Here are records with pictures in them. Copy all of them exactly and leave the pictures out.

>> Begin Data lines

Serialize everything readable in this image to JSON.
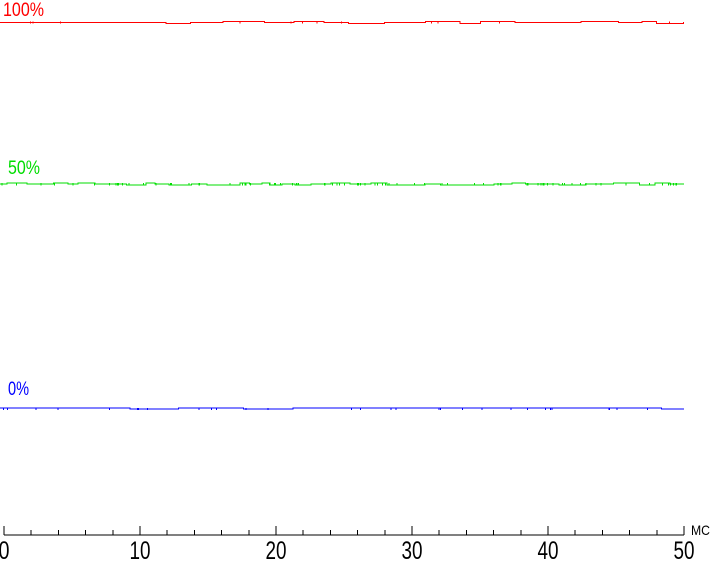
{
  "chart_data": {
    "type": "line",
    "title": "",
    "xlabel": "МС",
    "ylabel": "",
    "x_range": [
      0,
      50
    ],
    "x_tick_labels": [
      "0",
      "10",
      "20",
      "30",
      "40",
      "50"
    ],
    "x_major_tick_step": 10,
    "x_minor_tick_step": 2,
    "grid": "off",
    "legend": "inline-labels-at-left-above-each-trace",
    "background_color": "#ffffff",
    "axis_color": "#000000",
    "series": [
      {
        "name": "100%",
        "level_percent": 100,
        "color": "#ff0000",
        "x": [
          0,
          50
        ],
        "values": [
          100,
          100
        ],
        "note": "constant flat trace with ~1px jitter noise"
      },
      {
        "name": "50%",
        "level_percent": 50,
        "color": "#00dd00",
        "x": [
          0,
          50
        ],
        "values": [
          50,
          50
        ],
        "note": "constant flat trace with ~1px jitter noise"
      },
      {
        "name": "0%",
        "level_percent": 0,
        "color": "#0000ff",
        "x": [
          0,
          50
        ],
        "values": [
          0,
          0
        ],
        "note": "constant flat trace, occasional 1px dips below"
      }
    ]
  }
}
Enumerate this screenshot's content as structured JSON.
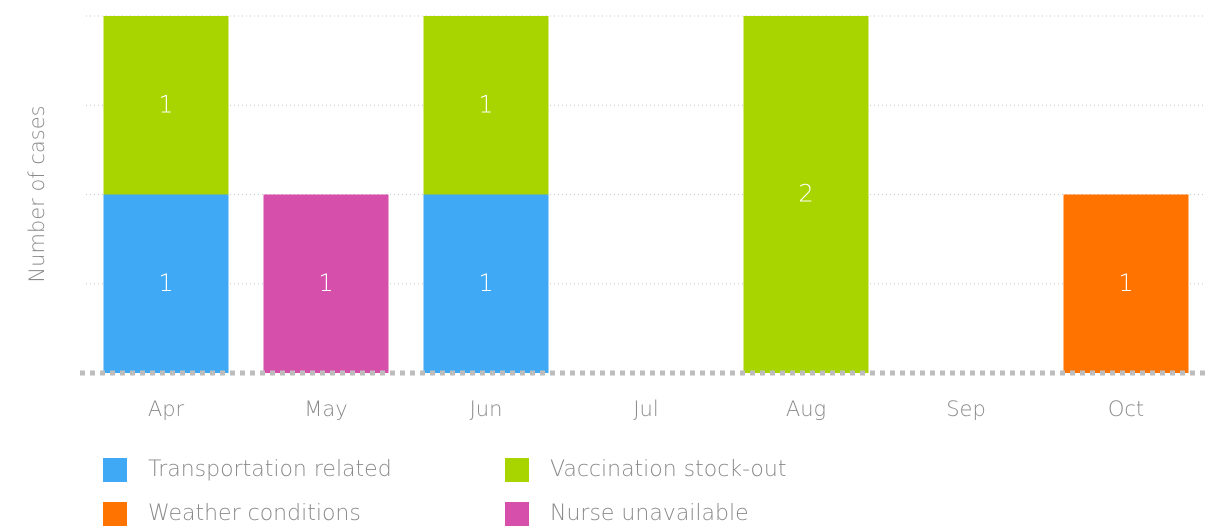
{
  "chart_data": {
    "type": "stacked_bar",
    "y_label": "Number of cases",
    "categories": [
      "Apr",
      "May",
      "Jun",
      "Jul",
      "Aug",
      "Sep",
      "Oct"
    ],
    "series": [
      {
        "name": "Transportation related",
        "color": "#3fa9f5",
        "values": [
          1,
          0,
          1,
          0,
          0,
          0,
          0
        ]
      },
      {
        "name": "Vaccination stock-out",
        "color": "#a8d400",
        "values": [
          1,
          0,
          1,
          0,
          2,
          0,
          0
        ]
      },
      {
        "name": "Weather conditions",
        "color": "#ff7300",
        "values": [
          0,
          0,
          0,
          0,
          0,
          0,
          1
        ]
      },
      {
        "name": "Nurse unavailable",
        "color": "#d64fab",
        "values": [
          0,
          1,
          0,
          0,
          0,
          0,
          0
        ]
      }
    ],
    "ylim": [
      0,
      2
    ],
    "yticks": [
      0,
      0.5,
      1,
      1.5,
      2
    ],
    "grid": true,
    "legend": "bottom"
  }
}
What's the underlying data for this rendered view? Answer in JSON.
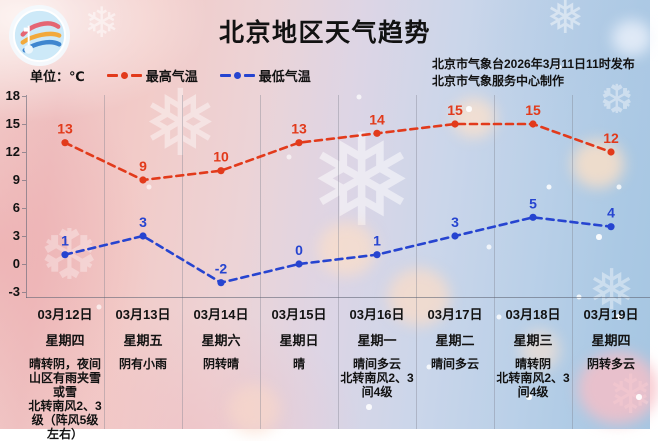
{
  "header": {
    "title": "北京地区天气趋势",
    "unit_label": "单位：℃",
    "legend": [
      {
        "label": "最高气温",
        "color": "#e23a1b"
      },
      {
        "label": "最低气温",
        "color": "#2644d0"
      }
    ],
    "publisher_line1": "北京市气象台2026年3月11日11时发布",
    "publisher_line2": "北京市气象服务中心制作"
  },
  "chart_data": {
    "type": "line",
    "title": "北京地区天气趋势",
    "unit": "℃",
    "categories": [
      "03月12日",
      "03月13日",
      "03月14日",
      "03月15日",
      "03月16日",
      "03月17日",
      "03月18日",
      "03月19日"
    ],
    "weekdays": [
      "星期四",
      "星期五",
      "星期六",
      "星期日",
      "星期一",
      "星期二",
      "星期三",
      "星期四"
    ],
    "conditions": [
      "晴转阴，夜间山区有雨夹雪或雪",
      "阴有小雨",
      "阴转晴",
      "晴",
      "晴间多云",
      "晴间多云",
      "晴转阴",
      "阴转多云"
    ],
    "winds": [
      "北转南风2、3级（阵风5级左右）",
      "",
      "",
      "",
      "北转南风2、3间4级",
      "",
      "北转南风2、3间4级",
      ""
    ],
    "series": [
      {
        "key": "max-temp",
        "name": "最高气温",
        "color": "#e23a1b",
        "values": [
          13,
          9,
          10,
          13,
          14,
          15,
          15,
          12
        ]
      },
      {
        "key": "min-temp",
        "name": "最低气温",
        "color": "#2644d0",
        "values": [
          1,
          3,
          -2,
          0,
          1,
          3,
          5,
          4
        ]
      }
    ],
    "y_ticks": [
      18,
      15,
      12,
      9,
      6,
      3,
      0,
      -3
    ],
    "ylim": [
      -3,
      18
    ],
    "grid": "vertical-only",
    "legend_position": "top-left",
    "line_style": "dashed"
  }
}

>> End Data lines

▸ **Answer to this problem**
Serialize everything readable in this image to JSON.
{
  "chart_data": {
    "type": "line",
    "title": "",
    "xlabel": "МС",
    "ylabel": "",
    "x_range": [
      0,
      50
    ],
    "x_tick_labels": [
      "0",
      "10",
      "20",
      "30",
      "40",
      "50"
    ],
    "x_major_tick_step": 10,
    "x_minor_tick_step": 2,
    "grid": "off",
    "legend": "inline-labels-at-left-above-each-trace",
    "background_color": "#ffffff",
    "axis_color": "#000000",
    "series": [
      {
        "name": "100%",
        "level_percent": 100,
        "color": "#ff0000",
        "x": [
          0,
          50
        ],
        "values": [
          100,
          100
        ],
        "note": "constant flat trace with ~1px jitter noise"
      },
      {
        "name": "50%",
        "level_percent": 50,
        "color": "#00dd00",
        "x": [
          0,
          50
        ],
        "values": [
          50,
          50
        ],
        "note": "constant flat trace with ~1px jitter noise"
      },
      {
        "name": "0%",
        "level_percent": 0,
        "color": "#0000ff",
        "x": [
          0,
          50
        ],
        "values": [
          0,
          0
        ],
        "note": "constant flat trace, occasional 1px dips below"
      }
    ]
  }
}
Enumerate this screenshot's content as structured JSON.
{
  "chart_data": {
    "type": "stacked_bar",
    "y_label": "Number of cases",
    "categories": [
      "Apr",
      "May",
      "Jun",
      "Jul",
      "Aug",
      "Sep",
      "Oct"
    ],
    "series": [
      {
        "name": "Transportation related",
        "color": "#3fa9f5",
        "values": [
          1,
          0,
          1,
          0,
          0,
          0,
          0
        ]
      },
      {
        "name": "Vaccination stock-out",
        "color": "#a8d400",
        "values": [
          1,
          0,
          1,
          0,
          2,
          0,
          0
        ]
      },
      {
        "name": "Weather conditions",
        "color": "#ff7300",
        "values": [
          0,
          0,
          0,
          0,
          0,
          0,
          1
        ]
      },
      {
        "name": "Nurse unavailable",
        "color": "#d64fab",
        "values": [
          0,
          1,
          0,
          0,
          0,
          0,
          0
        ]
      }
    ],
    "ylim": [
      0,
      2
    ],
    "yticks": [
      0,
      0.5,
      1,
      1.5,
      2
    ],
    "grid": true,
    "legend": "bottom"
  }
}
What's the underlying data for this rendered view? Answer in JSON.
{
  "header": {
    "title": "北京地区天气趋势",
    "unit_label": "单位：℃",
    "legend": [
      {
        "label": "最高气温",
        "color": "#e23a1b"
      },
      {
        "label": "最低气温",
        "color": "#2644d0"
      }
    ],
    "publisher_line1": "北京市气象台2026年3月11日11时发布",
    "publisher_line2": "北京市气象服务中心制作"
  },
  "chart_data": {
    "type": "line",
    "title": "北京地区天气趋势",
    "unit": "℃",
    "categories": [
      "03月12日",
      "03月13日",
      "03月14日",
      "03月15日",
      "03月16日",
      "03月17日",
      "03月18日",
      "03月19日"
    ],
    "weekdays": [
      "星期四",
      "星期五",
      "星期六",
      "星期日",
      "星期一",
      "星期二",
      "星期三",
      "星期四"
    ],
    "conditions": [
      "晴转阴，夜间山区有雨夹雪或雪",
      "阴有小雨",
      "阴转晴",
      "晴",
      "晴间多云",
      "晴间多云",
      "晴转阴",
      "阴转多云"
    ],
    "winds": [
      "北转南风2、3级（阵风5级左右）",
      "",
      "",
      "",
      "北转南风2、3间4级",
      "",
      "北转南风2、3间4级",
      ""
    ],
    "series": [
      {
        "key": "max-temp",
        "name": "最高气温",
        "color": "#e23a1b",
        "values": [
          13,
          9,
          10,
          13,
          14,
          15,
          15,
          12
        ]
      },
      {
        "key": "min-temp",
        "name": "最低气温",
        "color": "#2644d0",
        "values": [
          1,
          3,
          -2,
          0,
          1,
          3,
          5,
          4
        ]
      }
    ],
    "y_ticks": [
      18,
      15,
      12,
      9,
      6,
      3,
      0,
      -3
    ],
    "ylim": [
      -3,
      18
    ],
    "grid": "vertical-only",
    "legend_position": "top-left",
    "line_style": "dashed"
  }
}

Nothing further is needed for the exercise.